◆ **Data excerpts**
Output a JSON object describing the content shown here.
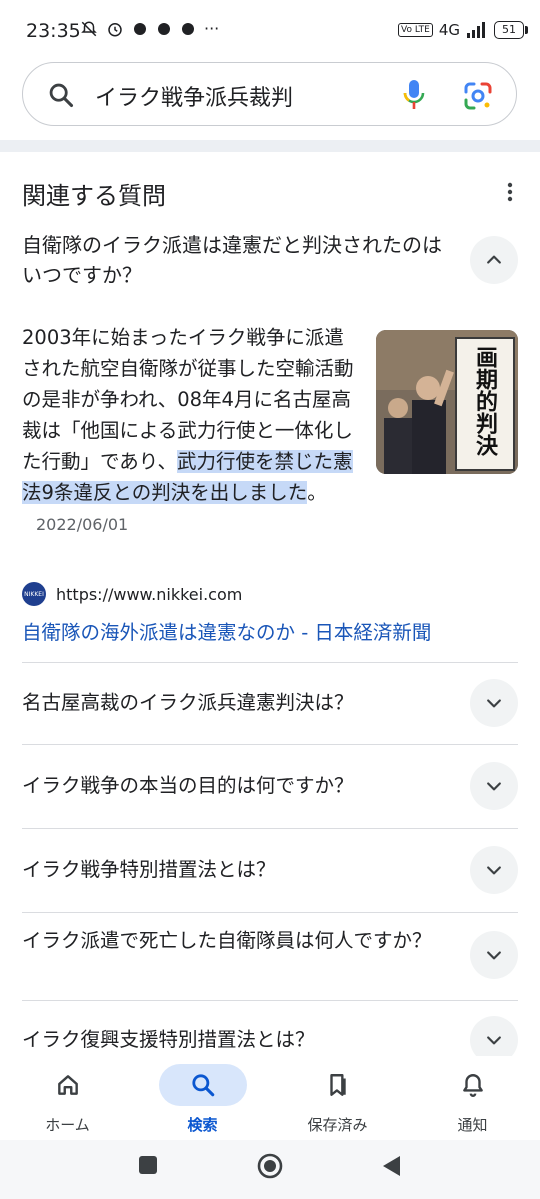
{
  "status_bar": {
    "time": "23:35",
    "icons_left": [
      "bell-off-icon",
      "alarm-icon",
      "app-notification-icon",
      "app-notification-icon",
      "app-notification-icon",
      "more-dots"
    ],
    "network": "4G",
    "volte": "Vo LTE",
    "battery": "51"
  },
  "search": {
    "query": "イラク戦争派兵裁判"
  },
  "related": {
    "title": "関連する質問",
    "open_question": "自衛隊のイラク派遣は違憲だと判決されたのはいつですか？",
    "answer_plain": "2003年に始まったイラク戦争に派遣された航空自衛隊が従事した空輸活動の是非が争われ、08年4月に名古屋高裁は「他国による武力行使と一体化した行動」であり、",
    "answer_highlight": "武力行使を禁じた憲法9条違反との判決を出しました",
    "answer_end": "。",
    "date": "2022/06/01",
    "image_sign_text": "画期的判決",
    "source_url": "https://www.nikkei.com",
    "source_logo_text": "NIKKEI",
    "source_title": "自衛隊の海外派遣は違憲なのか - 日本経済新聞",
    "questions": [
      "名古屋高裁のイラク派兵違憲判決は？",
      "イラク戦争の本当の目的は何ですか？",
      "イラク戦争特別措置法とは？",
      "イラク派遣で死亡した自衛隊員は何人ですか？",
      "イラク復興支援特別措置法とは？"
    ]
  },
  "bottom_nav": {
    "items": [
      {
        "label": "ホーム",
        "icon": "home-icon"
      },
      {
        "label": "検索",
        "icon": "search-icon"
      },
      {
        "label": "保存済み",
        "icon": "bookmark-icon"
      },
      {
        "label": "通知",
        "icon": "bell-icon"
      }
    ],
    "active_index": 1
  },
  "colors": {
    "link": "#1a56b8",
    "highlight": "#c6d9f7",
    "active_nav": "#0b57d0"
  }
}
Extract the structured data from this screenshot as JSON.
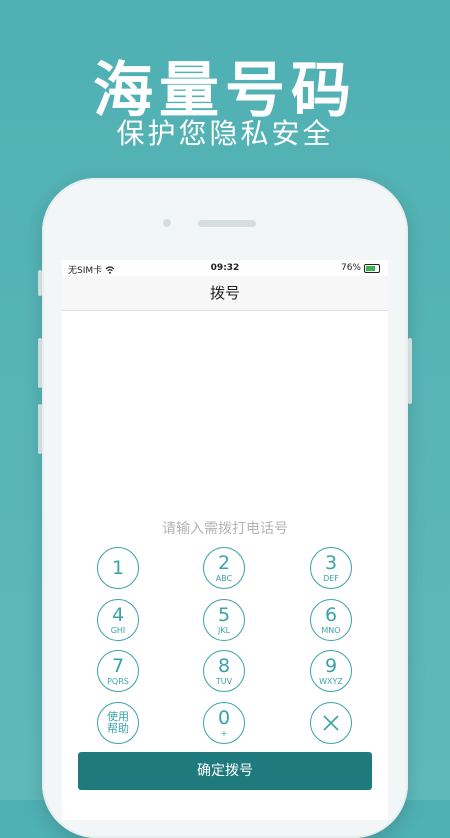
{
  "hero": {
    "title": "海量号码",
    "subtitle": "保护您隐私安全"
  },
  "status": {
    "carrier": "无SIM卡",
    "time": "09:32",
    "battery": "76%"
  },
  "navbar": {
    "title": "拨号"
  },
  "input": {
    "placeholder": "请输入需拨打电话号"
  },
  "keypad": {
    "k1": {
      "digit": "1",
      "letters": ""
    },
    "k2": {
      "digit": "2",
      "letters": "ABC"
    },
    "k3": {
      "digit": "3",
      "letters": "DEF"
    },
    "k4": {
      "digit": "4",
      "letters": "GHI"
    },
    "k5": {
      "digit": "5",
      "letters": "JKL"
    },
    "k6": {
      "digit": "6",
      "letters": "MNO"
    },
    "k7": {
      "digit": "7",
      "letters": "PQRS"
    },
    "k8": {
      "digit": "8",
      "letters": "TUV"
    },
    "k9": {
      "digit": "9",
      "letters": "WXYZ"
    },
    "k0": {
      "digit": "0",
      "letters": "+"
    },
    "help": {
      "line1": "使用",
      "line2": "帮助"
    }
  },
  "actions": {
    "confirm_dial": "确定拨号"
  },
  "colors": {
    "background": "#4fb0b3",
    "accent": "#3aa3a6",
    "button": "#1e7a7c"
  }
}
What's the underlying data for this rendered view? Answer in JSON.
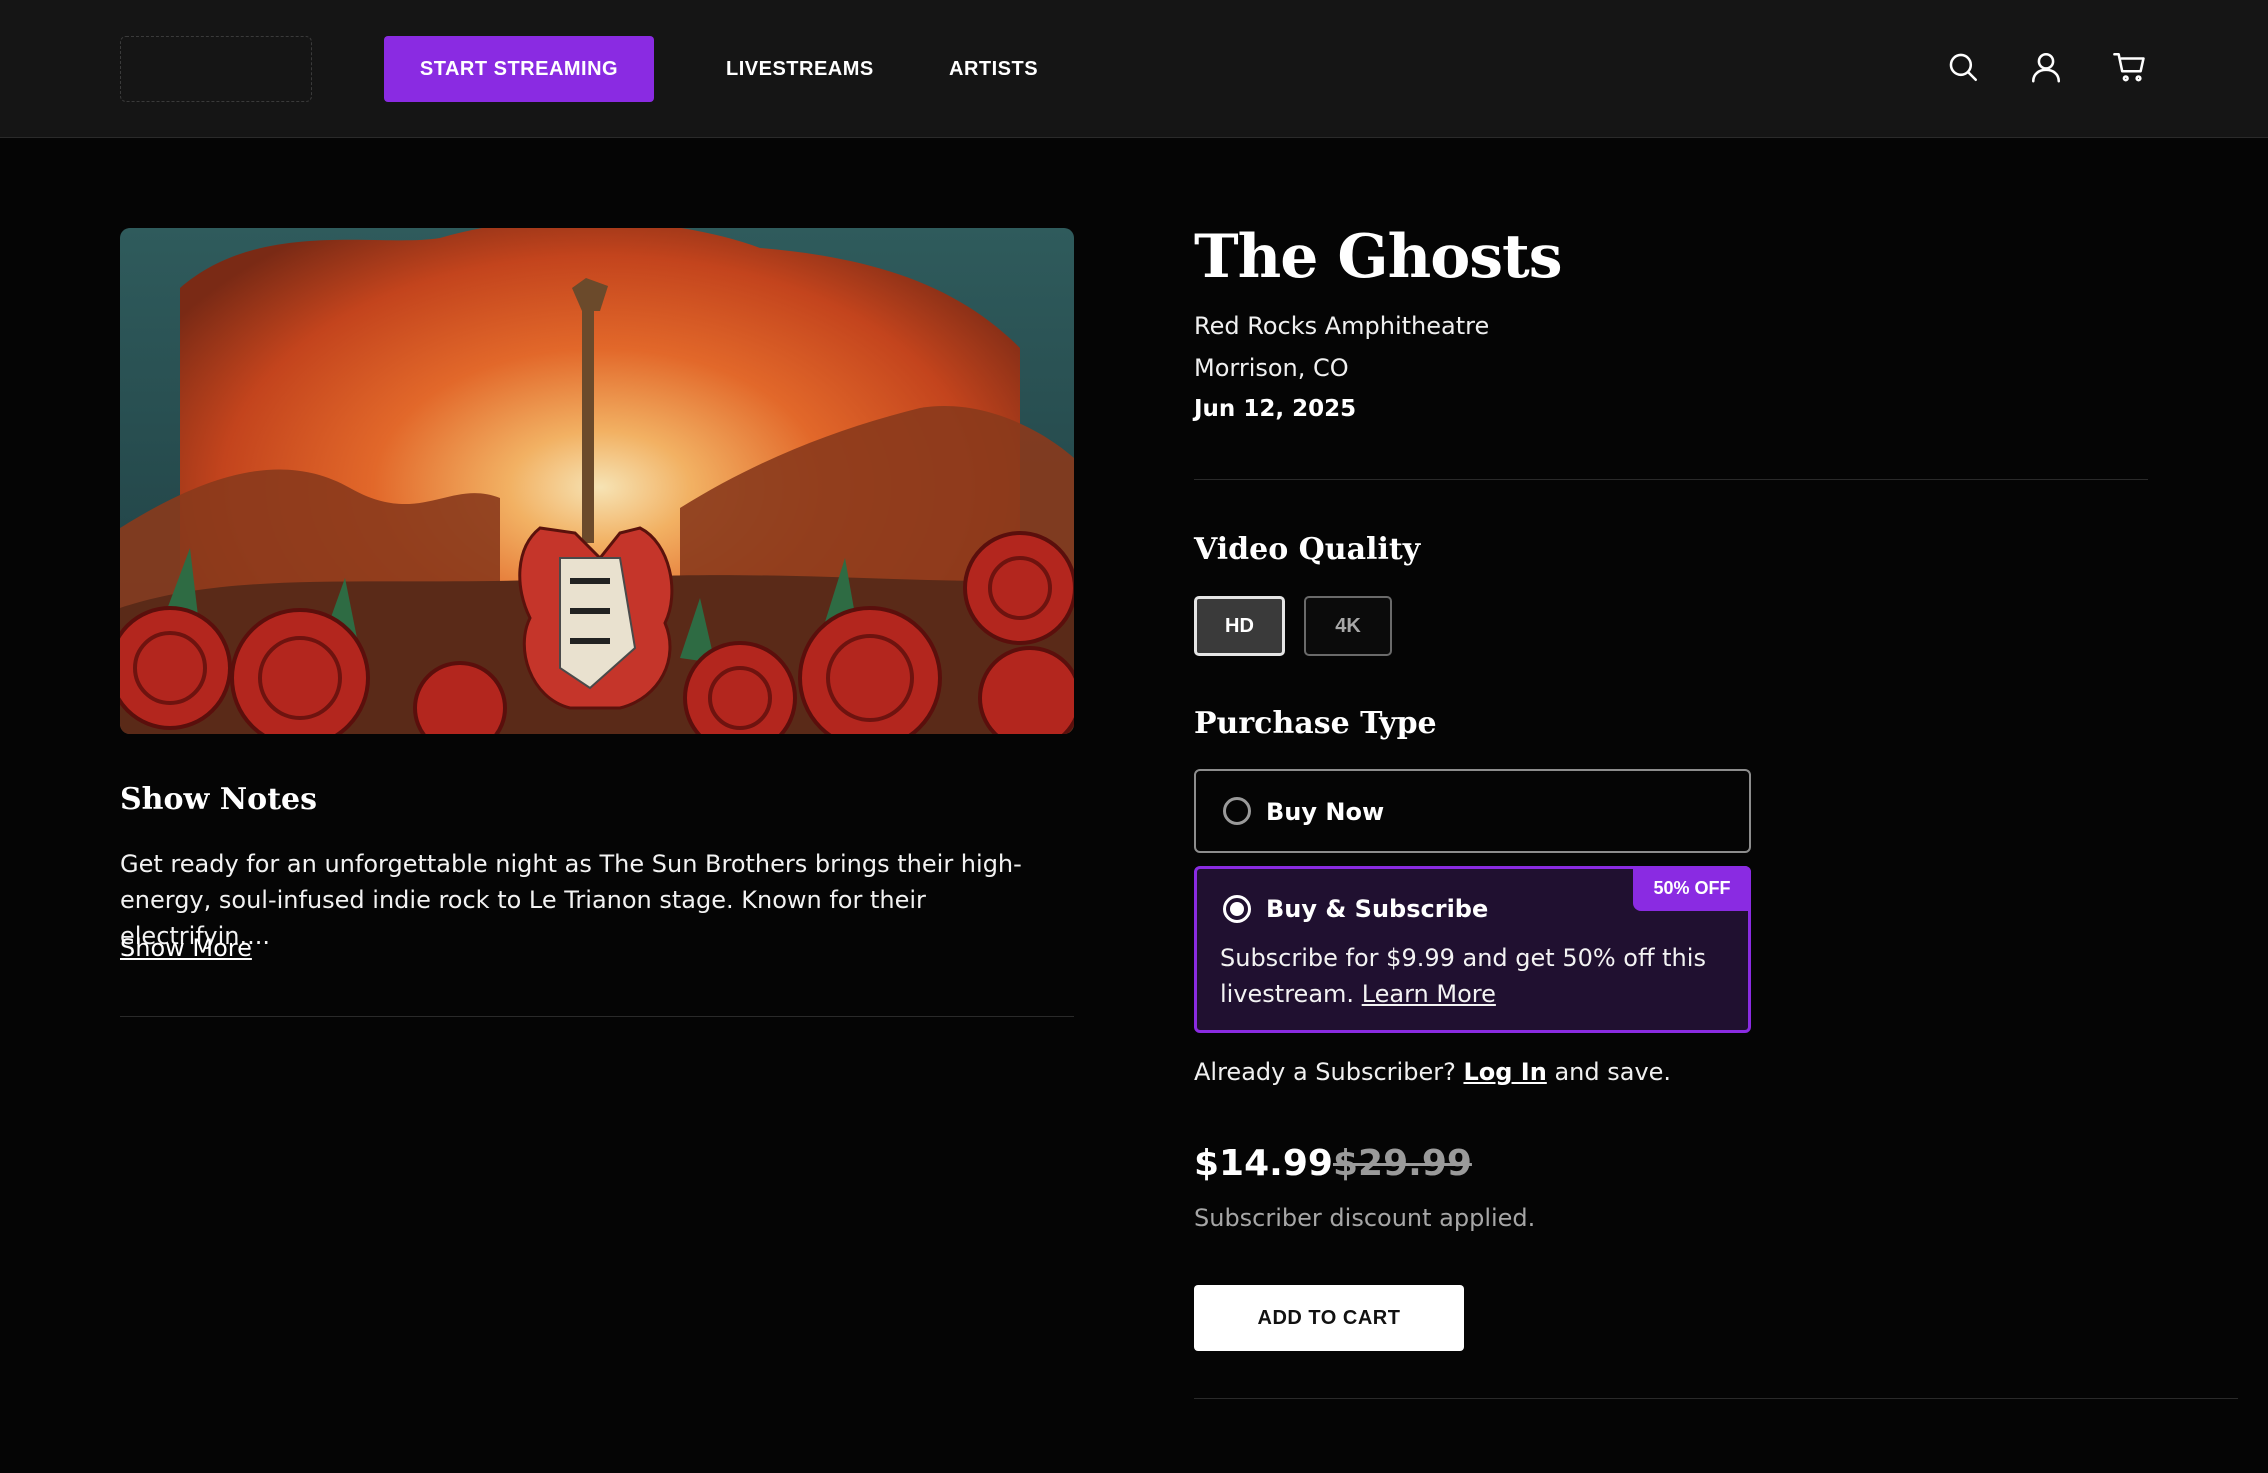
{
  "header": {
    "cta_label": "START STREAMING",
    "nav": [
      {
        "label": "LIVESTREAMS"
      },
      {
        "label": "ARTISTS"
      }
    ],
    "icons": [
      "search-icon",
      "user-icon",
      "cart-icon"
    ]
  },
  "show": {
    "title": "The Ghosts",
    "venue": "Red Rocks Amphitheatre",
    "location": "Morrison, CO",
    "date": "Jun 12, 2025"
  },
  "show_notes": {
    "title": "Show Notes",
    "text": "Get ready for an unforgettable night as The Sun Brothers brings their high-energy, soul-infused indie rock to Le Trianon stage. Known for their electrifyin....",
    "show_more": "Show More"
  },
  "video_quality": {
    "title": "Video Quality",
    "options": [
      {
        "label": "HD",
        "selected": true
      },
      {
        "label": "4K",
        "selected": false
      }
    ]
  },
  "purchase_type": {
    "title": "Purchase Type",
    "buy_now": {
      "label": "Buy Now",
      "selected": false
    },
    "buy_subscribe": {
      "label": "Buy & Subscribe",
      "selected": true,
      "badge": "50% OFF",
      "desc": "Subscribe for $9.99 and get 50% off this livestream.",
      "learn_more": "Learn More"
    }
  },
  "subscriber": {
    "prefix": "Already a Subscriber?",
    "login": "Log In",
    "suffix": "and save."
  },
  "pricing": {
    "price": "$14.99",
    "original": "$29.99",
    "note": "Subscriber discount applied."
  },
  "cart": {
    "add_label": "ADD TO CART"
  },
  "colors": {
    "accent": "#8a2be2",
    "background": "#050505",
    "header": "#151515"
  }
}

◆ **What is needed**
Pictures excluded, quote all the data above exactly.

◆ **Completed exercise**
Output a JSON object describing the content shown here.
{
  "status_bar": {
    "time": "23:35",
    "icons_left": [
      "bell-off-icon",
      "alarm-icon",
      "app-notification-icon",
      "app-notification-icon",
      "app-notification-icon",
      "more-dots"
    ],
    "network": "4G",
    "volte": "Vo LTE",
    "battery": "51"
  },
  "search": {
    "query": "イラク戦争派兵裁判"
  },
  "related": {
    "title": "関連する質問",
    "open_question": "自衛隊のイラク派遣は違憲だと判決されたのはいつですか？",
    "answer_plain": "2003年に始まったイラク戦争に派遣された航空自衛隊が従事した空輸活動の是非が争われ、08年4月に名古屋高裁は「他国による武力行使と一体化した行動」であり、",
    "answer_highlight": "武力行使を禁じた憲法9条違反との判決を出しました",
    "answer_end": "。",
    "date": "2022/06/01",
    "image_sign_text": "画期的判決",
    "source_url": "https://www.nikkei.com",
    "source_logo_text": "NIKKEI",
    "source_title": "自衛隊の海外派遣は違憲なのか - 日本経済新聞",
    "questions": [
      "名古屋高裁のイラク派兵違憲判決は？",
      "イラク戦争の本当の目的は何ですか？",
      "イラク戦争特別措置法とは？",
      "イラク派遣で死亡した自衛隊員は何人ですか？",
      "イラク復興支援特別措置法とは？"
    ]
  },
  "bottom_nav": {
    "items": [
      {
        "label": "ホーム",
        "icon": "home-icon"
      },
      {
        "label": "検索",
        "icon": "search-icon"
      },
      {
        "label": "保存済み",
        "icon": "bookmark-icon"
      },
      {
        "label": "通知",
        "icon": "bell-icon"
      }
    ],
    "active_index": 1
  },
  "colors": {
    "link": "#1a56b8",
    "highlight": "#c6d9f7",
    "active_nav": "#0b57d0"
  }
}
Extract the structured data from this screenshot as JSON.
{
  "hero": {
    "title": "海量号码",
    "subtitle": "保护您隐私安全"
  },
  "status": {
    "carrier": "无SIM卡",
    "time": "09:32",
    "battery": "76%"
  },
  "navbar": {
    "title": "拨号"
  },
  "input": {
    "placeholder": "请输入需拨打电话号"
  },
  "keypad": {
    "k1": {
      "digit": "1",
      "letters": ""
    },
    "k2": {
      "digit": "2",
      "letters": "ABC"
    },
    "k3": {
      "digit": "3",
      "letters": "DEF"
    },
    "k4": {
      "digit": "4",
      "letters": "GHI"
    },
    "k5": {
      "digit": "5",
      "letters": "JKL"
    },
    "k6": {
      "digit": "6",
      "letters": "MNO"
    },
    "k7": {
      "digit": "7",
      "letters": "PQRS"
    },
    "k8": {
      "digit": "8",
      "letters": "TUV"
    },
    "k9": {
      "digit": "9",
      "letters": "WXYZ"
    },
    "k0": {
      "digit": "0",
      "letters": "+"
    },
    "help": {
      "line1": "使用",
      "line2": "帮助"
    }
  },
  "actions": {
    "confirm_dial": "确定拨号"
  },
  "colors": {
    "background": "#4fb0b3",
    "accent": "#3aa3a6",
    "button": "#1e7a7c"
  }
}
What's the underlying data for this rendered view? Answer in JSON.
{
  "header": {
    "cta_label": "START STREAMING",
    "nav": [
      {
        "label": "LIVESTREAMS"
      },
      {
        "label": "ARTISTS"
      }
    ],
    "icons": [
      "search-icon",
      "user-icon",
      "cart-icon"
    ]
  },
  "show": {
    "title": "The Ghosts",
    "venue": "Red Rocks Amphitheatre",
    "location": "Morrison, CO",
    "date": "Jun 12, 2025"
  },
  "show_notes": {
    "title": "Show Notes",
    "text": "Get ready for an unforgettable night as The Sun Brothers brings their high-energy, soul-infused indie rock to Le Trianon stage. Known for their electrifyin....",
    "show_more": "Show More"
  },
  "video_quality": {
    "title": "Video Quality",
    "options": [
      {
        "label": "HD",
        "selected": true
      },
      {
        "label": "4K",
        "selected": false
      }
    ]
  },
  "purchase_type": {
    "title": "Purchase Type",
    "buy_now": {
      "label": "Buy Now",
      "selected": false
    },
    "buy_subscribe": {
      "label": "Buy & Subscribe",
      "selected": true,
      "badge": "50% OFF",
      "desc": "Subscribe for $9.99 and get 50% off this livestream.",
      "learn_more": "Learn More"
    }
  },
  "subscriber": {
    "prefix": "Already a Subscriber?",
    "login": "Log In",
    "suffix": "and save."
  },
  "pricing": {
    "price": "$14.99",
    "original": "$29.99",
    "note": "Subscriber discount applied."
  },
  "cart": {
    "add_label": "ADD TO CART"
  },
  "colors": {
    "accent": "#8a2be2",
    "background": "#050505",
    "header": "#151515"
  }
}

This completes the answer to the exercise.